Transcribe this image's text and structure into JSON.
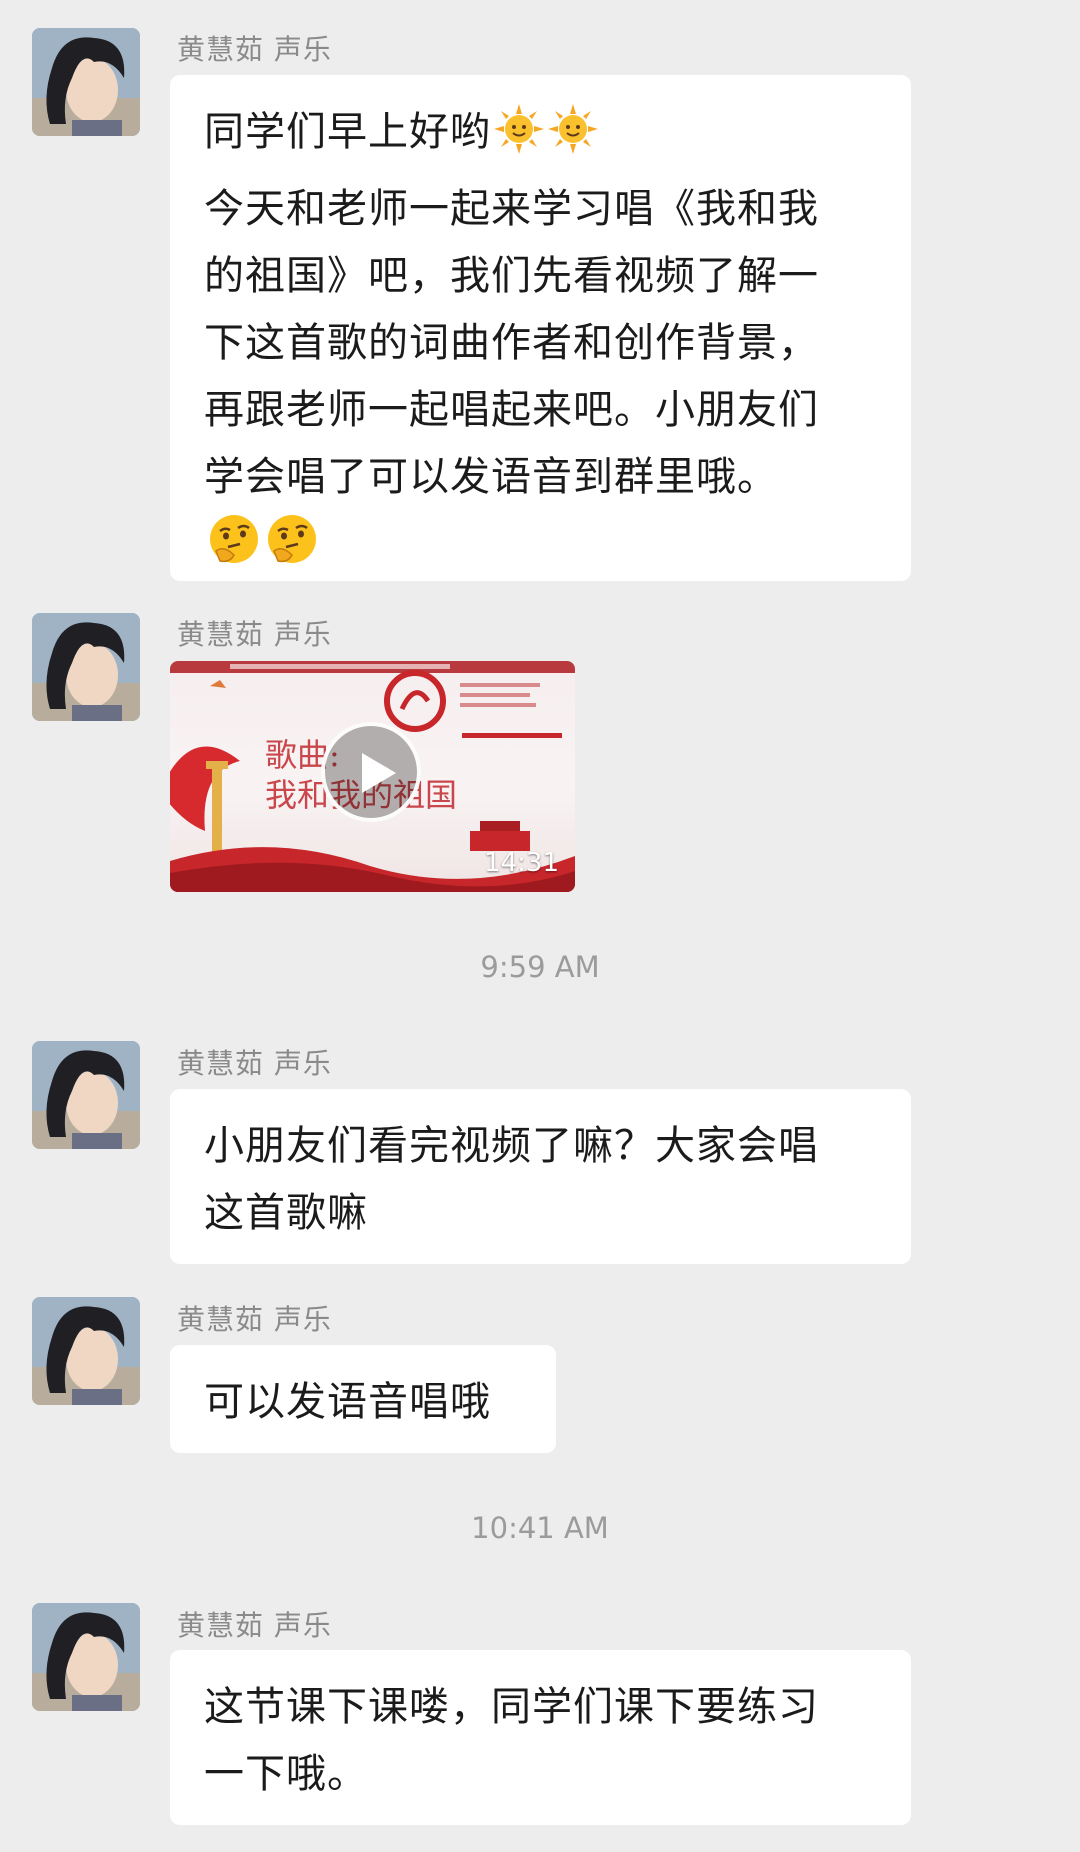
{
  "sender_name": "黄慧茹 声乐",
  "messages": [
    {
      "type": "text",
      "lines": [
        "同学们早上好哟",
        "今天和老师一起来学习唱《我和我",
        "的祖国》吧，我们先看视频了解一",
        "下这首歌的词曲作者和创作背景，",
        "再跟老师一起唱起来吧。小朋友们",
        "学会唱了可以发语音到群里哦。"
      ],
      "emojis_line1": [
        "sun-emoji",
        "sun-emoji"
      ],
      "emojis_last": [
        "thinking-face-emoji",
        "thinking-face-emoji"
      ]
    },
    {
      "type": "video",
      "video_title_line1": "歌曲:",
      "video_title_line2": "我和我的祖国",
      "duration": "14:31"
    },
    {
      "type": "timestamp",
      "text": "9:59 AM"
    },
    {
      "type": "text",
      "lines": [
        "小朋友们看完视频了嘛？大家会唱",
        "这首歌嘛"
      ]
    },
    {
      "type": "text",
      "lines": [
        "可以发语音唱哦"
      ]
    },
    {
      "type": "timestamp",
      "text": "10:41 AM"
    },
    {
      "type": "text",
      "lines": [
        "这节课下课喽，同学们课下要练习",
        "一下哦。"
      ]
    }
  ],
  "colors": {
    "background": "#ededed",
    "bubble": "#ffffff",
    "text": "#1b1b1b",
    "meta_text": "#8a8a8a",
    "video_red": "#c9474c"
  }
}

* **DESCRIPTION OF THE TASK**:
Set down the lines of the records above exactly, apart from the pictures.

* **OUTPUT FOR THIS EXERCISE**:
Transcribe this image's text and structure into JSON.
{
  "sender_name": "黄慧茹 声乐",
  "messages": [
    {
      "type": "text",
      "lines": [
        "同学们早上好哟",
        "今天和老师一起来学习唱《我和我",
        "的祖国》吧，我们先看视频了解一",
        "下这首歌的词曲作者和创作背景，",
        "再跟老师一起唱起来吧。小朋友们",
        "学会唱了可以发语音到群里哦。"
      ],
      "emojis_line1": [
        "sun-emoji",
        "sun-emoji"
      ],
      "emojis_last": [
        "thinking-face-emoji",
        "thinking-face-emoji"
      ]
    },
    {
      "type": "video",
      "video_title_line1": "歌曲:",
      "video_title_line2": "我和我的祖国",
      "duration": "14:31"
    },
    {
      "type": "timestamp",
      "text": "9:59 AM"
    },
    {
      "type": "text",
      "lines": [
        "小朋友们看完视频了嘛？大家会唱",
        "这首歌嘛"
      ]
    },
    {
      "type": "text",
      "lines": [
        "可以发语音唱哦"
      ]
    },
    {
      "type": "timestamp",
      "text": "10:41 AM"
    },
    {
      "type": "text",
      "lines": [
        "这节课下课喽，同学们课下要练习",
        "一下哦。"
      ]
    }
  ],
  "colors": {
    "background": "#ededed",
    "bubble": "#ffffff",
    "text": "#1b1b1b",
    "meta_text": "#8a8a8a",
    "video_red": "#c9474c"
  }
}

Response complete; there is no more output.